Make an exact copy of the entries below with the pictures removed.

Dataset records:

· · ·

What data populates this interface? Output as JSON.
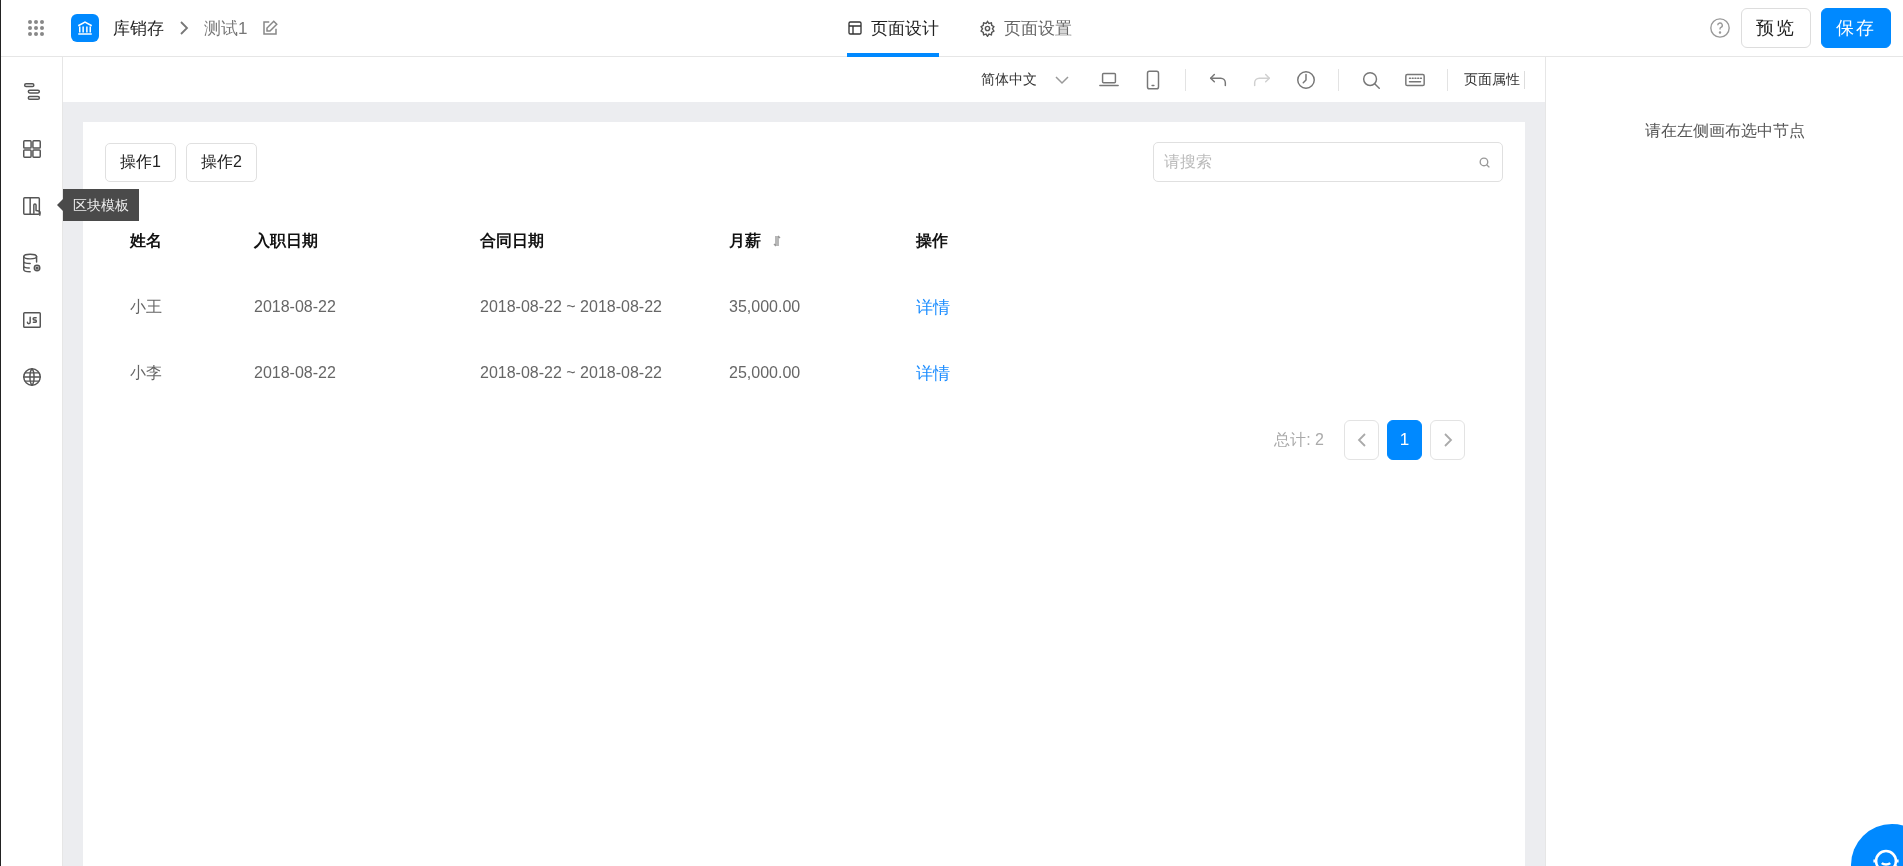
{
  "header": {
    "app_name": "库销存",
    "page_name": "测试1",
    "tabs": [
      {
        "label": "页面设计",
        "kind": "design",
        "selected": true
      },
      {
        "label": "页面设置",
        "kind": "settings",
        "selected": false
      }
    ],
    "buttons": [
      {
        "label": "预览",
        "kind": "default"
      },
      {
        "label": "保存",
        "kind": "primary"
      }
    ]
  },
  "sidebar": {
    "items": [
      {
        "kind": "outline"
      },
      {
        "kind": "components"
      },
      {
        "kind": "blocks",
        "tooltip": "区块模板"
      },
      {
        "kind": "datasource"
      },
      {
        "kind": "js"
      },
      {
        "kind": "globe"
      }
    ]
  },
  "toolbar": {
    "language": "简体中文",
    "tools": [
      {
        "kind": "desktop",
        "disabled": false
      },
      {
        "kind": "mobile",
        "disabled": false
      },
      {
        "kind": "undo",
        "disabled": false
      },
      {
        "kind": "redo",
        "disabled": true
      },
      {
        "kind": "history",
        "disabled": false
      },
      {
        "kind": "search",
        "disabled": false
      },
      {
        "kind": "keyboard",
        "disabled": false
      }
    ],
    "page_properties": "页面属性"
  },
  "canvas": {
    "actions": [
      "操作1",
      "操作2"
    ],
    "search": {
      "placeholder": "请搜索"
    },
    "table": {
      "columns": [
        {
          "label": "姓名",
          "sortable": false
        },
        {
          "label": "入职日期",
          "sortable": false
        },
        {
          "label": "合同日期",
          "sortable": false
        },
        {
          "label": "月薪",
          "sortable": true
        },
        {
          "label": "操作",
          "sortable": false
        }
      ],
      "rows": [
        {
          "name": "小王",
          "hire_date": "2018-08-22",
          "contract": "2018-08-22 ~ 2018-08-22",
          "salary": "35,000.00",
          "action": "详情"
        },
        {
          "name": "小李",
          "hire_date": "2018-08-22",
          "contract": "2018-08-22 ~ 2018-08-22",
          "salary": "25,000.00",
          "action": "详情"
        }
      ]
    },
    "pagination": {
      "total": "总计: 2",
      "pages": [
        {
          "label": "1",
          "selected": true
        }
      ]
    }
  },
  "right_panel": {
    "hint": "请在左侧画布选中节点"
  }
}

· · ·

- [WRITTEN RESPONSE]:
What data populates this interface? Output as JSON.
{
  "header": {
    "app_name": "库销存",
    "page_name": "测试1",
    "tabs": [
      {
        "label": "页面设计",
        "kind": "design",
        "selected": true
      },
      {
        "label": "页面设置",
        "kind": "settings",
        "selected": false
      }
    ],
    "buttons": [
      {
        "label": "预览",
        "kind": "default"
      },
      {
        "label": "保存",
        "kind": "primary"
      }
    ]
  },
  "sidebar": {
    "items": [
      {
        "kind": "outline"
      },
      {
        "kind": "components"
      },
      {
        "kind": "blocks",
        "tooltip": "区块模板"
      },
      {
        "kind": "datasource"
      },
      {
        "kind": "js"
      },
      {
        "kind": "globe"
      }
    ]
  },
  "toolbar": {
    "language": "简体中文",
    "tools": [
      {
        "kind": "desktop",
        "disabled": false
      },
      {
        "kind": "mobile",
        "disabled": false
      },
      {
        "kind": "undo",
        "disabled": false
      },
      {
        "kind": "redo",
        "disabled": true
      },
      {
        "kind": "history",
        "disabled": false
      },
      {
        "kind": "search",
        "disabled": false
      },
      {
        "kind": "keyboard",
        "disabled": false
      }
    ],
    "page_properties": "页面属性"
  },
  "canvas": {
    "actions": [
      "操作1",
      "操作2"
    ],
    "search": {
      "placeholder": "请搜索"
    },
    "table": {
      "columns": [
        {
          "label": "姓名",
          "sortable": false
        },
        {
          "label": "入职日期",
          "sortable": false
        },
        {
          "label": "合同日期",
          "sortable": false
        },
        {
          "label": "月薪",
          "sortable": true
        },
        {
          "label": "操作",
          "sortable": false
        }
      ],
      "rows": [
        {
          "name": "小王",
          "hire_date": "2018-08-22",
          "contract": "2018-08-22 ~ 2018-08-22",
          "salary": "35,000.00",
          "action": "详情"
        },
        {
          "name": "小李",
          "hire_date": "2018-08-22",
          "contract": "2018-08-22 ~ 2018-08-22",
          "salary": "25,000.00",
          "action": "详情"
        }
      ]
    },
    "pagination": {
      "total": "总计: 2",
      "pages": [
        {
          "label": "1",
          "selected": true
        }
      ]
    }
  },
  "right_panel": {
    "hint": "请在左侧画布选中节点"
  }
}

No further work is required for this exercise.